WRITTEN REQUEST: Copy out all lines of the records in which the word "true" appears.

Dataset items:

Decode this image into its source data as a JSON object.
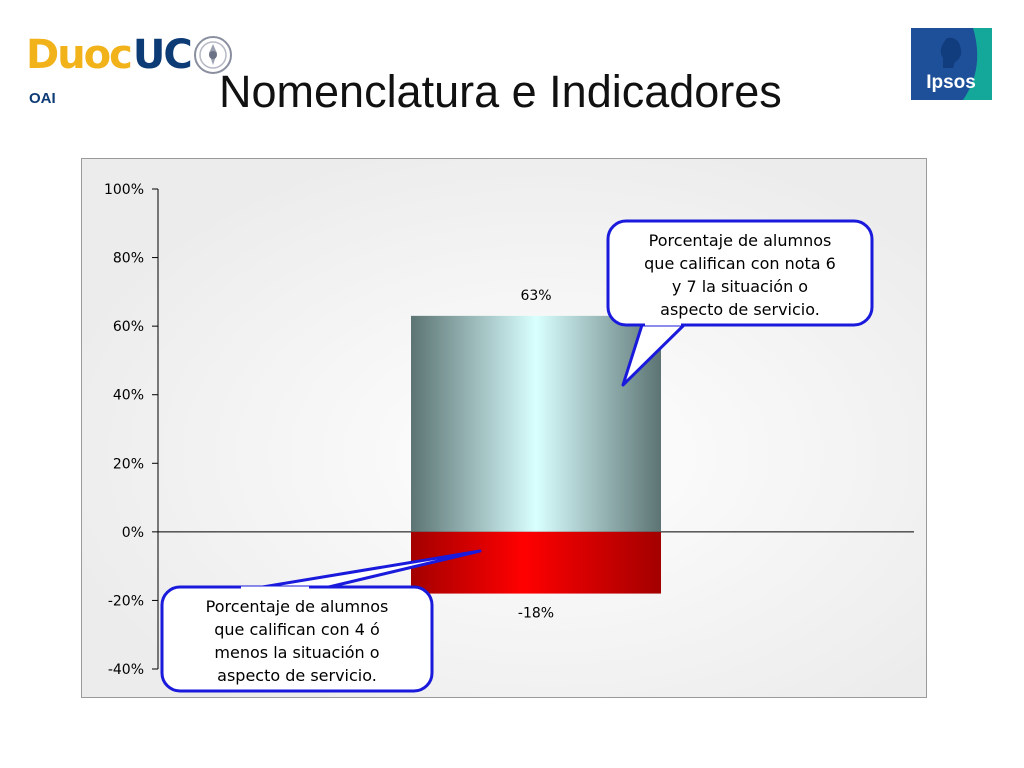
{
  "header": {
    "brand_left": "Duoc",
    "brand_right": "UC",
    "sub_label": "OAI",
    "title": "Nomenclatura e Indicadores",
    "partner_logo": "Ipsos"
  },
  "colors": {
    "duoc_yellow": "#f2b21a",
    "duoc_blue": "#0d3b75",
    "ipsos_blue": "#1e4f99",
    "ipsos_teal": "#14a89a",
    "positive_bar_edge": "#5c7473",
    "positive_bar_center": "#d9ffff",
    "negative_bar_edge": "#a30000",
    "negative_bar_center": "#ff0000",
    "callout_border": "#1a1adc"
  },
  "chart_data": {
    "type": "bar",
    "ylim": [
      -40,
      100
    ],
    "yticks": [
      100,
      80,
      60,
      40,
      20,
      0,
      -20,
      -40
    ],
    "ytick_labels": [
      "100%",
      "80%",
      "60%",
      "40%",
      "20%",
      "0%",
      "-20%",
      "-40%"
    ],
    "grid": false,
    "values": [
      63,
      -18
    ],
    "value_labels": [
      "63%",
      "-18%"
    ],
    "annotations": [
      {
        "target": "63%",
        "lines": [
          "Porcentaje de alumnos",
          "que califican con nota 6",
          "y 7 la situación o",
          "aspecto de servicio."
        ]
      },
      {
        "target": "-18%",
        "lines": [
          "Porcentaje de alumnos",
          "que califican con 4 ó",
          "menos la situación o",
          "aspecto de servicio."
        ]
      }
    ]
  }
}
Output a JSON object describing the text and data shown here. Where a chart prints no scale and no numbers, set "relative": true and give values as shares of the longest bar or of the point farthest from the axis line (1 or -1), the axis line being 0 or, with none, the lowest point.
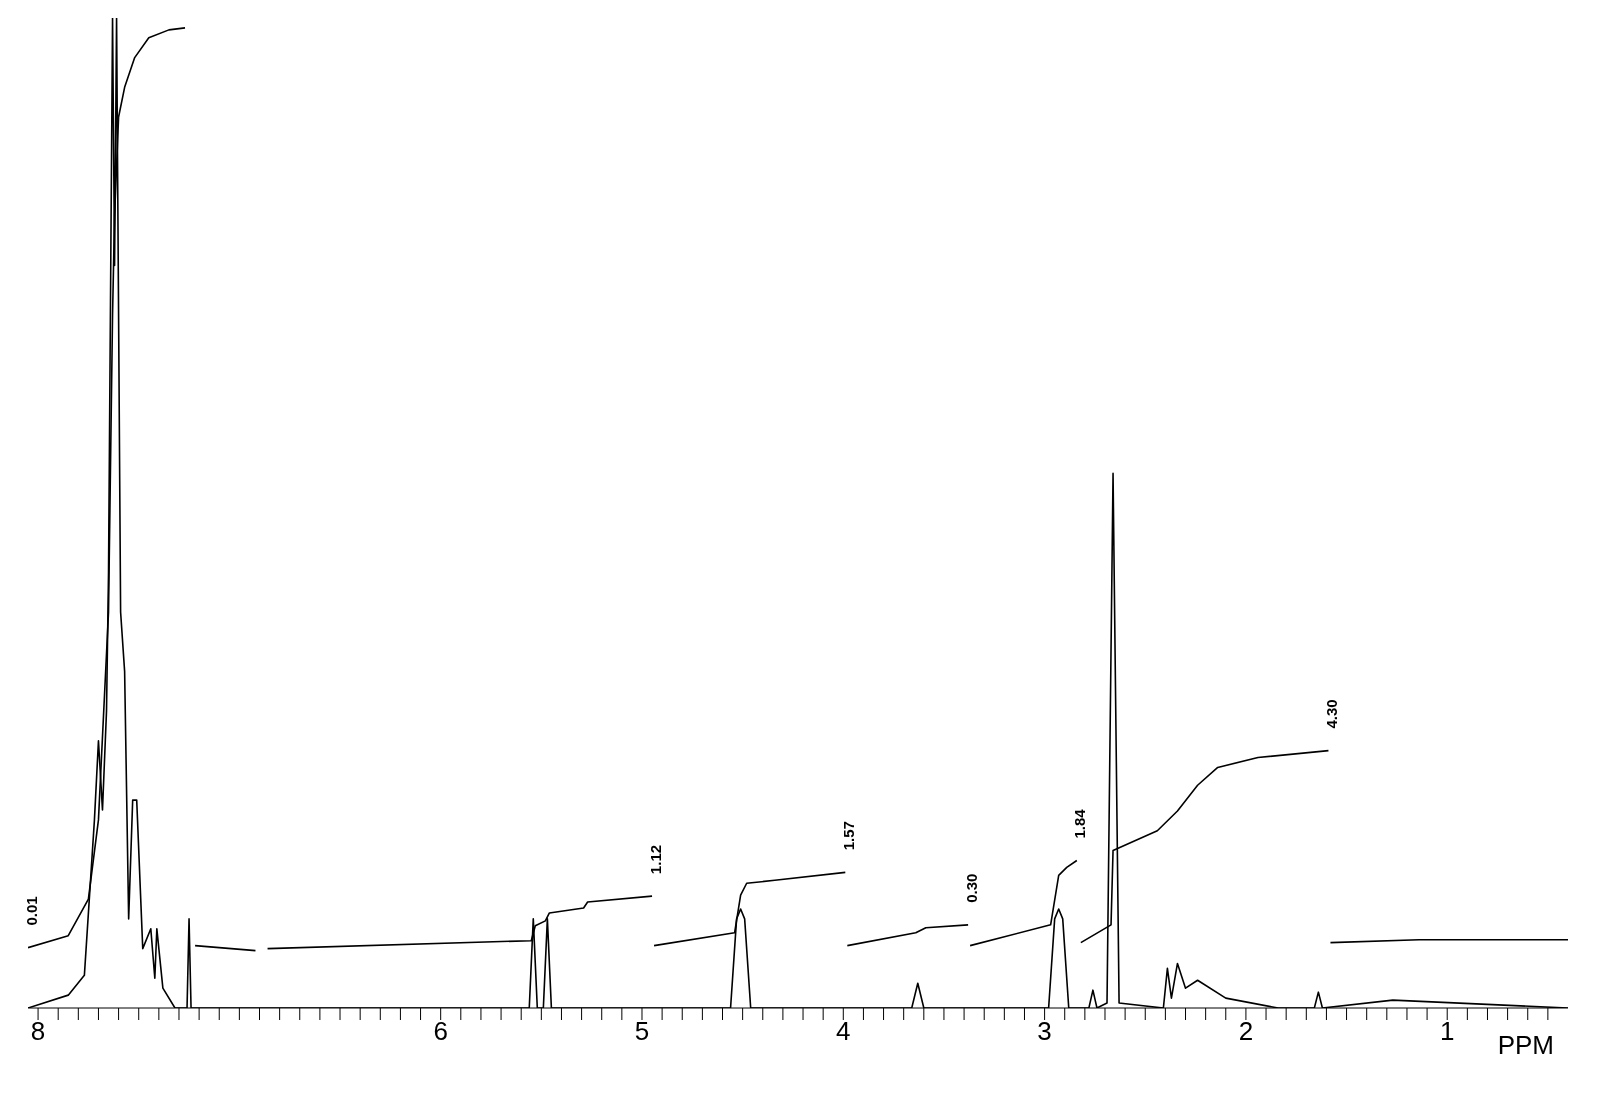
{
  "chart_data": {
    "type": "line",
    "relative": true,
    "xlabel": "PPM",
    "xlim": [
      8.05,
      0.4
    ],
    "xticks": [
      8,
      {
        "value": 7.9,
        "label": null
      },
      {
        "value": 7.8,
        "label": null
      },
      {
        "value": 7.7,
        "label": null
      },
      {
        "value": 7.6,
        "label": null
      },
      {
        "value": 7.5,
        "label": null
      },
      {
        "value": 7.4,
        "label": null
      },
      {
        "value": 7.3,
        "label": null
      },
      {
        "value": 7.2,
        "label": null
      },
      {
        "value": 7.1,
        "label": null
      },
      {
        "value": 7,
        "label": null
      },
      {
        "value": 6.9,
        "label": null
      },
      {
        "value": 6.8,
        "label": null
      },
      {
        "value": 6.7,
        "label": null
      },
      {
        "value": 6.6,
        "label": null
      },
      {
        "value": 6.5,
        "label": null
      },
      {
        "value": 6.4,
        "label": null
      },
      {
        "value": 6.3,
        "label": null
      },
      {
        "value": 6.2,
        "label": null
      },
      {
        "value": 6.1,
        "label": null
      },
      6,
      {
        "value": 5.9,
        "label": null
      },
      {
        "value": 5.8,
        "label": null
      },
      {
        "value": 5.7,
        "label": null
      },
      {
        "value": 5.6,
        "label": null
      },
      {
        "value": 5.5,
        "label": null
      },
      {
        "value": 5.4,
        "label": null
      },
      {
        "value": 5.3,
        "label": null
      },
      {
        "value": 5.2,
        "label": null
      },
      {
        "value": 5.1,
        "label": null
      },
      5,
      {
        "value": 4.9,
        "label": null
      },
      {
        "value": 4.8,
        "label": null
      },
      {
        "value": 4.7,
        "label": null
      },
      {
        "value": 4.6,
        "label": null
      },
      {
        "value": 4.5,
        "label": null
      },
      {
        "value": 4.4,
        "label": null
      },
      {
        "value": 4.3,
        "label": null
      },
      {
        "value": 4.2,
        "label": null
      },
      {
        "value": 4.1,
        "label": null
      },
      4,
      {
        "value": 3.9,
        "label": null
      },
      {
        "value": 3.8,
        "label": null
      },
      {
        "value": 3.7,
        "label": null
      },
      {
        "value": 3.6,
        "label": null
      },
      {
        "value": 3.5,
        "label": null
      },
      {
        "value": 3.4,
        "label": null
      },
      {
        "value": 3.3,
        "label": null
      },
      {
        "value": 3.2,
        "label": null
      },
      {
        "value": 3.1,
        "label": null
      },
      3,
      {
        "value": 2.9,
        "label": null
      },
      {
        "value": 2.8,
        "label": null
      },
      {
        "value": 2.7,
        "label": null
      },
      {
        "value": 2.6,
        "label": null
      },
      {
        "value": 2.5,
        "label": null
      },
      {
        "value": 2.4,
        "label": null
      },
      {
        "value": 2.3,
        "label": null
      },
      {
        "value": 2.2,
        "label": null
      },
      {
        "value": 2.1,
        "label": null
      },
      2,
      {
        "value": 1.9,
        "label": null
      },
      {
        "value": 1.8,
        "label": null
      },
      {
        "value": 1.7,
        "label": null
      },
      {
        "value": 1.6,
        "label": null
      },
      {
        "value": 1.5,
        "label": null
      },
      {
        "value": 1.4,
        "label": null
      },
      {
        "value": 1.3,
        "label": null
      },
      {
        "value": 1.2,
        "label": null
      },
      {
        "value": 1.1,
        "label": null
      },
      1,
      {
        "value": 0.9,
        "label": null
      },
      {
        "value": 0.8,
        "label": null
      },
      {
        "value": 0.7,
        "label": null
      },
      {
        "value": 0.6,
        "label": null
      },
      {
        "value": 0.5,
        "label": null
      }
    ],
    "series": [
      {
        "color": "#000000",
        "x": [
          8.05,
          7.85,
          7.77,
          7.72,
          7.7,
          7.68,
          7.66,
          7.65,
          7.63,
          7.62,
          7.61,
          7.59,
          7.57,
          7.55,
          7.53,
          7.51,
          7.48,
          7.44,
          7.42,
          7.41,
          7.38,
          7.32,
          7.26,
          7.25,
          7.24,
          5.56,
          5.54,
          5.52,
          5.49,
          5.47,
          5.45,
          4.56,
          4.53,
          4.51,
          4.49,
          4.46,
          3.66,
          3.63,
          3.6,
          2.98,
          2.95,
          2.93,
          2.91,
          2.88,
          2.78,
          2.76,
          2.74,
          2.69,
          2.66,
          2.63,
          2.41,
          2.39,
          2.37,
          2.34,
          2.3,
          2.24,
          2.1,
          1.84,
          1.66,
          1.64,
          1.62,
          1.27,
          0.4
        ],
        "values": [
          0,
          0.013,
          0.033,
          0.19,
          0.27,
          0.2,
          0.3,
          0.44,
          1,
          0.75,
          1,
          0.4,
          0.34,
          0.09,
          0.21,
          0.21,
          0.06,
          0.08,
          0.03,
          0.08,
          0.02,
          0,
          0,
          0.09,
          0,
          0,
          0.09,
          0,
          0,
          0.09,
          0,
          0,
          0.09,
          0.1,
          0.09,
          0,
          0,
          0.025,
          0,
          0,
          0.09,
          0.1,
          0.09,
          0,
          0,
          0.018,
          0,
          0.005,
          0.54,
          0.005,
          0,
          0.04,
          0.01,
          0.045,
          0.02,
          0.028,
          0.01,
          0,
          0,
          0.016,
          0,
          0.008,
          0
        ]
      },
      {
        "color": "#000000",
        "x": [
          8.05,
          7.85,
          7.75,
          7.7,
          7.65,
          7.63,
          7.62,
          7.6,
          7.57,
          7.52,
          7.45,
          7.35,
          7.27,
          7.25,
          7.22,
          6.92,
          6.89,
          6.86,
          5.55,
          5.53,
          5.48,
          5.46,
          5.29,
          5.27,
          4.95,
          4.945,
          4.94,
          4.54,
          4.51,
          4.48,
          4.34,
          3.99,
          3.985,
          3.98,
          3.64,
          3.59,
          3.38,
          3.375,
          3.37,
          2.97,
          2.93,
          2.89,
          2.84,
          2.83,
          2.82,
          2.67,
          2.66,
          2.44,
          2.34,
          2.24,
          2.14,
          1.94,
          1.59,
          1.585,
          1.58,
          1.14,
          0.4
        ],
        "values": [
          0.061,
          0.073,
          0.11,
          0.19,
          0.4,
          0.7,
          0.8,
          0.9,
          0.93,
          0.96,
          0.98,
          0.988,
          0.99,
          null,
          0.063,
          0.058,
          null,
          0.06,
          0.068,
          0.083,
          0.088,
          0.096,
          0.101,
          0.107,
          0.113,
          null,
          0.063,
          0.076,
          0.114,
          0.126,
          0.129,
          0.137,
          null,
          0.063,
          0.076,
          0.081,
          0.084,
          null,
          0.063,
          0.084,
          0.134,
          0.142,
          0.149,
          null,
          0.066,
          0.084,
          0.159,
          0.179,
          0.199,
          0.225,
          0.243,
          0.253,
          0.26,
          null,
          0.066,
          0.069,
          0.069
        ]
      }
    ],
    "annotations": [
      {
        "text": "0.01",
        "x": 8.05,
        "y": 0.061
      },
      {
        "text": "1.12",
        "x": 4.95,
        "y": 0.113
      },
      {
        "text": "1.57",
        "x": 3.99,
        "y": 0.137
      },
      {
        "text": "0.30",
        "x": 3.38,
        "y": 0.084
      },
      {
        "text": "1.84",
        "x": 2.84,
        "y": 0.149
      },
      {
        "text": "4.30",
        "x": 1.59,
        "y": 0.26
      }
    ]
  }
}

TASK RESPONSE:
Output a JSON object describing the text and data shown here. Where a chart prints no scale and no numbers, set "relative": true and give values as shares of the longest bar or of the point farthest from the axis line (1 or -1), the axis line being 0 or, with none, the lowest point.
    "relative": true,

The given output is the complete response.